STATED PROBLEM: Single out each line with the word "recherche" and copy it.

(Dataset items)
- - - -

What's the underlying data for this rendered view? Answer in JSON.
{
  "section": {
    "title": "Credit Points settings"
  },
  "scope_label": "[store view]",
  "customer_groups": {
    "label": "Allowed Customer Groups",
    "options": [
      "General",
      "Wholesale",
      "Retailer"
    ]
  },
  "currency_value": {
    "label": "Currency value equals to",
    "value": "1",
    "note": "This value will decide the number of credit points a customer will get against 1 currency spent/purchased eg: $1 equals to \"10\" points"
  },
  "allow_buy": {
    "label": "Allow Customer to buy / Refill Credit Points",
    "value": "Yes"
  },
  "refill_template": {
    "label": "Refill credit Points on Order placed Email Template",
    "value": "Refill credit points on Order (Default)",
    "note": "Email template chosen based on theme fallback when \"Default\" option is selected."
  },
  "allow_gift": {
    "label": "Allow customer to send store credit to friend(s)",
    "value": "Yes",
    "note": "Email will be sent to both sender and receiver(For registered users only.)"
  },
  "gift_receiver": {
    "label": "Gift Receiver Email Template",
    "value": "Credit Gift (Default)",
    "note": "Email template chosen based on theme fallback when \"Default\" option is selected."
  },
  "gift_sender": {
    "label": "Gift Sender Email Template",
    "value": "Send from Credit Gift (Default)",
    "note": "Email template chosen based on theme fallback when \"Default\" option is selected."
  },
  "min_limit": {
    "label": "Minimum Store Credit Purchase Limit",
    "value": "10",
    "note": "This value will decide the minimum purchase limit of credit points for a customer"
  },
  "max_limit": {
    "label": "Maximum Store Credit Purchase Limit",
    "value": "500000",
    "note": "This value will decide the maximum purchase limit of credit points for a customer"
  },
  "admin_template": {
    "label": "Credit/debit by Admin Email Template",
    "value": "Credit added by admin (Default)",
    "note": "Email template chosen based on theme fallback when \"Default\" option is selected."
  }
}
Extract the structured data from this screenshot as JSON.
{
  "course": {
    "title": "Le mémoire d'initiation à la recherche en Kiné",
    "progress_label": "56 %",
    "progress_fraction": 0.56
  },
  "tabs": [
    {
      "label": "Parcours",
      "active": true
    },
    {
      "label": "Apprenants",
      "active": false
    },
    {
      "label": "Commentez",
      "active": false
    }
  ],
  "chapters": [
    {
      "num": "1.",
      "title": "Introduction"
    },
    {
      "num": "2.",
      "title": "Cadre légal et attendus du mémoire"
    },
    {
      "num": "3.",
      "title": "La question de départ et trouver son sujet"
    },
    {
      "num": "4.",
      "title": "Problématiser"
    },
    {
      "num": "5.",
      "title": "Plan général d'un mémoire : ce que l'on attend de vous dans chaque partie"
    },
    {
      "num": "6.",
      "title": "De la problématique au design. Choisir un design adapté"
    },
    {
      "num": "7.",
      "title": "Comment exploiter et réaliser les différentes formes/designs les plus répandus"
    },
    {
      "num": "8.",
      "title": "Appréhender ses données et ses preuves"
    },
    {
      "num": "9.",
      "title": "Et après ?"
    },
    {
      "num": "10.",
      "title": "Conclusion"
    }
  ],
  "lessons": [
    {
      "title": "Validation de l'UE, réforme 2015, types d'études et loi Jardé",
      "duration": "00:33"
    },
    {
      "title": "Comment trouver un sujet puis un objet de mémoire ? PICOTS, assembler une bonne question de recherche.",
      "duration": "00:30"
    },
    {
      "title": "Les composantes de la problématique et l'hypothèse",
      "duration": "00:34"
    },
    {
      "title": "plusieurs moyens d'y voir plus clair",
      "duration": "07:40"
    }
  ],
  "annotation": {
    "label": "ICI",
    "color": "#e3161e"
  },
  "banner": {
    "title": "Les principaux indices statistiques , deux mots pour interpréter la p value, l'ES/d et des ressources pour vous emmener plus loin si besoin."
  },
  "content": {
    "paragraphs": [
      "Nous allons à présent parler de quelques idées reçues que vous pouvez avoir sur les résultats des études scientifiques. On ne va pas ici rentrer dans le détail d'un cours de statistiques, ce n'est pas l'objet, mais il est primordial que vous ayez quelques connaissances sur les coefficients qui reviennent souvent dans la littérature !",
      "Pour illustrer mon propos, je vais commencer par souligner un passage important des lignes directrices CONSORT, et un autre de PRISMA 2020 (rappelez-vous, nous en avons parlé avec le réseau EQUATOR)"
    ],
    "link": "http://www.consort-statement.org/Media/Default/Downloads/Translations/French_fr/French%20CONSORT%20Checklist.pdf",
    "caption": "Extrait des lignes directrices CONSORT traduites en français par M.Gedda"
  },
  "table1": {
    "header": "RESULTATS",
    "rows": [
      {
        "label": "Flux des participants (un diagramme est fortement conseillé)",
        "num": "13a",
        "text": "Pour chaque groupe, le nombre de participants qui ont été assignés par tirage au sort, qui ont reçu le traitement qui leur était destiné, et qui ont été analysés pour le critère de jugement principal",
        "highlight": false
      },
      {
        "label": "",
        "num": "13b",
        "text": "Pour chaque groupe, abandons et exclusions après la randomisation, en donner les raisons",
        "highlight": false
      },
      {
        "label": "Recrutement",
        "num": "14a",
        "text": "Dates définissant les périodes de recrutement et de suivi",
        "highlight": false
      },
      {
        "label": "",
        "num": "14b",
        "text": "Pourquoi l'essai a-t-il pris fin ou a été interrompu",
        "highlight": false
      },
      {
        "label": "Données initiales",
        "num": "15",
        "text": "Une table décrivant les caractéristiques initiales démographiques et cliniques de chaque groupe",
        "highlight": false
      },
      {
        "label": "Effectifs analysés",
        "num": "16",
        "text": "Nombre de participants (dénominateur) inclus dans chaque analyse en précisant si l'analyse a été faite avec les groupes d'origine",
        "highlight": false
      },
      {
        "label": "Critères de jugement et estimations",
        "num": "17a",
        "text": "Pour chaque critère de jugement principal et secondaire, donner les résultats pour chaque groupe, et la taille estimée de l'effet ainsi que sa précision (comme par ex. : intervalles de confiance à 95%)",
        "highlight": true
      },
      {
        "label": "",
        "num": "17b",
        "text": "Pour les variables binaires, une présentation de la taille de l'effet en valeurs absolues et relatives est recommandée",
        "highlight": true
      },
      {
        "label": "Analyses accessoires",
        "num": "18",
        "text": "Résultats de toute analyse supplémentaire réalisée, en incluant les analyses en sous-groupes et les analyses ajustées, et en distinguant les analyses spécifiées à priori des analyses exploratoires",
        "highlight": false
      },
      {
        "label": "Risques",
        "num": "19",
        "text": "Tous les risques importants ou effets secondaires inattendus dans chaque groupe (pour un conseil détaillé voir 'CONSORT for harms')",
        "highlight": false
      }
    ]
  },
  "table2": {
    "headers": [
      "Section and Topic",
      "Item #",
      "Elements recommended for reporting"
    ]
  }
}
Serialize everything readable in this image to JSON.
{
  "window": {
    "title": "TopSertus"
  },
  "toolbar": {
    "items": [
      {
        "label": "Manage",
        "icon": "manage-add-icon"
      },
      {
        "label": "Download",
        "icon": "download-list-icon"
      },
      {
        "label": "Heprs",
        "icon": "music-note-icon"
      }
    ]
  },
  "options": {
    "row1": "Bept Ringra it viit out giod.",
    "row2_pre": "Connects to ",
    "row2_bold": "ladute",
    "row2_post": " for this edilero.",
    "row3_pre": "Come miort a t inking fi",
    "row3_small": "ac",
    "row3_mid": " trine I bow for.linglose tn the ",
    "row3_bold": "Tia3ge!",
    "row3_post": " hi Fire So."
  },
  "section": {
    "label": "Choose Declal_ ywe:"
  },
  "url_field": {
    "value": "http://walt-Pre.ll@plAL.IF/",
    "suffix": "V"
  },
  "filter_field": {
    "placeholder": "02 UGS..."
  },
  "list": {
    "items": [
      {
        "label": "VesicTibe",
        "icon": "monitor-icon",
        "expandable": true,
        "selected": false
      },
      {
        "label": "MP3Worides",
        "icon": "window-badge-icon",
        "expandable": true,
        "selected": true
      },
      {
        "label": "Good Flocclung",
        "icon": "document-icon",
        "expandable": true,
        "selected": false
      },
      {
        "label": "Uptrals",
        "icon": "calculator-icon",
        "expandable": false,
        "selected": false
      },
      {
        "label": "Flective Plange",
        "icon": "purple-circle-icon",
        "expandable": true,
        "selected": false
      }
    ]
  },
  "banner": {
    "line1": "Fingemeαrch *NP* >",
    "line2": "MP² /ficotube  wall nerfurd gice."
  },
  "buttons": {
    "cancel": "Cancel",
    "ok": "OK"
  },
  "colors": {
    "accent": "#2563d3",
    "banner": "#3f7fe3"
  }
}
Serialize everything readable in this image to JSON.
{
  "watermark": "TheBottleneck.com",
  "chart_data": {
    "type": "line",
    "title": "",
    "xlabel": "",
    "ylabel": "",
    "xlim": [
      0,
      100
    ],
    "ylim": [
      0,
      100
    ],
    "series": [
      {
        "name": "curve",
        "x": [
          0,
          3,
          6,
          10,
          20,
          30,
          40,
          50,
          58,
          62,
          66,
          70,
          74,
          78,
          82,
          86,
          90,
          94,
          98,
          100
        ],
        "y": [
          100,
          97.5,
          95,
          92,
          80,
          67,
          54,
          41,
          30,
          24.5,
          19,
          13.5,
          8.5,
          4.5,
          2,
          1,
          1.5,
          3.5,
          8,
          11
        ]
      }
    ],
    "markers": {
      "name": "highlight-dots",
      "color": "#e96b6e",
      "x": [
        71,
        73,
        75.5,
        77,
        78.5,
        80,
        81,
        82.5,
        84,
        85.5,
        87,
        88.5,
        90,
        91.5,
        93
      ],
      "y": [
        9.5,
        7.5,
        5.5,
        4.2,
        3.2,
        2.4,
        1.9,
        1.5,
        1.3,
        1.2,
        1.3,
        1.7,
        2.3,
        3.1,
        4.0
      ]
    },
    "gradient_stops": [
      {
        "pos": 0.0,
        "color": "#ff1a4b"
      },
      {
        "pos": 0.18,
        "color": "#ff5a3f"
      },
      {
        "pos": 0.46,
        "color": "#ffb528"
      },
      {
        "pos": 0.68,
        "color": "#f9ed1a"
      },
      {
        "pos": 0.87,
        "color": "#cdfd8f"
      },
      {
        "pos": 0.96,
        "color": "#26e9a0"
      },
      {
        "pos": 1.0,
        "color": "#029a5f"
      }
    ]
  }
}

- - - -

EXERCISE ANSWER:
    "title": "Le mémoire d'initiation à la recherche en Kiné",
      "title": "Comment trouver un sujet puis un objet de mémoire ? PICOTS, assembler une bonne question de recherche.",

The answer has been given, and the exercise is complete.